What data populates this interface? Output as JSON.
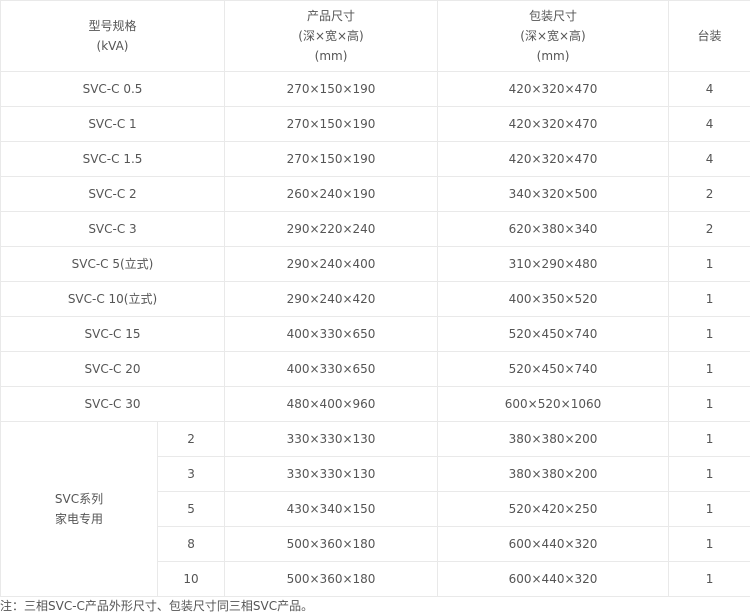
{
  "header": {
    "model": [
      "型号规格",
      "(kVA)"
    ],
    "product_size": [
      "产品尺寸",
      "(深×宽×高)",
      "(mm)"
    ],
    "package_size": [
      "包装尺寸",
      "(深×宽×高)",
      "(mm)"
    ],
    "per_box": "台装"
  },
  "rows": [
    {
      "model": "SVC-C 0.5",
      "product": "270×150×190",
      "package": "420×320×470",
      "qty": "4"
    },
    {
      "model": "SVC-C 1",
      "product": "270×150×190",
      "package": "420×320×470",
      "qty": "4"
    },
    {
      "model": "SVC-C 1.5",
      "product": "270×150×190",
      "package": "420×320×470",
      "qty": "4"
    },
    {
      "model": "SVC-C 2",
      "product": "260×240×190",
      "package": "340×320×500",
      "qty": "2"
    },
    {
      "model": "SVC-C 3",
      "product": "290×220×240",
      "package": "620×380×340",
      "qty": "2"
    },
    {
      "model": "SVC-C 5(立式)",
      "product": "290×240×400",
      "package": "310×290×480",
      "qty": "1"
    },
    {
      "model": "SVC-C 10(立式)",
      "product": "290×240×420",
      "package": "400×350×520",
      "qty": "1"
    },
    {
      "model": "SVC-C 15",
      "product": "400×330×650",
      "package": "520×450×740",
      "qty": "1"
    },
    {
      "model": "SVC-C 20",
      "product": "400×330×650",
      "package": "520×450×740",
      "qty": "1"
    },
    {
      "model": "SVC-C 30",
      "product": "480×400×960",
      "package": "600×520×1060",
      "qty": "1"
    }
  ],
  "svc_group": {
    "label": [
      "SVC系列",
      "家电专用"
    ],
    "rows": [
      {
        "model": "2",
        "product": "330×330×130",
        "package": "380×380×200",
        "qty": "1"
      },
      {
        "model": "3",
        "product": "330×330×130",
        "package": "380×380×200",
        "qty": "1"
      },
      {
        "model": "5",
        "product": "430×340×150",
        "package": "520×420×250",
        "qty": "1"
      },
      {
        "model": "8",
        "product": "500×360×180",
        "package": "600×440×320",
        "qty": "1"
      },
      {
        "model": "10",
        "product": "500×360×180",
        "package": "600×440×320",
        "qty": "1"
      }
    ]
  },
  "note": "注：三相SVC-C产品外形尺寸、包装尺寸同三相SVC产品。"
}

• • •

* TASK REQUIREMENTS *
Omit the pictures and reproduce the listing exactly.

* RESULT OF THIS EXERCISE *
What data populates this interface? Output as JSON.
{
  "header": {
    "model": [
      "型号规格",
      "(kVA)"
    ],
    "product_size": [
      "产品尺寸",
      "(深×宽×高)",
      "(mm)"
    ],
    "package_size": [
      "包装尺寸",
      "(深×宽×高)",
      "(mm)"
    ],
    "per_box": "台装"
  },
  "rows": [
    {
      "model": "SVC-C 0.5",
      "product": "270×150×190",
      "package": "420×320×470",
      "qty": "4"
    },
    {
      "model": "SVC-C 1",
      "product": "270×150×190",
      "package": "420×320×470",
      "qty": "4"
    },
    {
      "model": "SVC-C 1.5",
      "product": "270×150×190",
      "package": "420×320×470",
      "qty": "4"
    },
    {
      "model": "SVC-C 2",
      "product": "260×240×190",
      "package": "340×320×500",
      "qty": "2"
    },
    {
      "model": "SVC-C 3",
      "product": "290×220×240",
      "package": "620×380×340",
      "qty": "2"
    },
    {
      "model": "SVC-C 5(立式)",
      "product": "290×240×400",
      "package": "310×290×480",
      "qty": "1"
    },
    {
      "model": "SVC-C 10(立式)",
      "product": "290×240×420",
      "package": "400×350×520",
      "qty": "1"
    },
    {
      "model": "SVC-C 15",
      "product": "400×330×650",
      "package": "520×450×740",
      "qty": "1"
    },
    {
      "model": "SVC-C 20",
      "product": "400×330×650",
      "package": "520×450×740",
      "qty": "1"
    },
    {
      "model": "SVC-C 30",
      "product": "480×400×960",
      "package": "600×520×1060",
      "qty": "1"
    }
  ],
  "svc_group": {
    "label": [
      "SVC系列",
      "家电专用"
    ],
    "rows": [
      {
        "model": "2",
        "product": "330×330×130",
        "package": "380×380×200",
        "qty": "1"
      },
      {
        "model": "3",
        "product": "330×330×130",
        "package": "380×380×200",
        "qty": "1"
      },
      {
        "model": "5",
        "product": "430×340×150",
        "package": "520×420×250",
        "qty": "1"
      },
      {
        "model": "8",
        "product": "500×360×180",
        "package": "600×440×320",
        "qty": "1"
      },
      {
        "model": "10",
        "product": "500×360×180",
        "package": "600×440×320",
        "qty": "1"
      }
    ]
  },
  "note": "注：三相SVC-C产品外形尺寸、包装尺寸同三相SVC产品。"
}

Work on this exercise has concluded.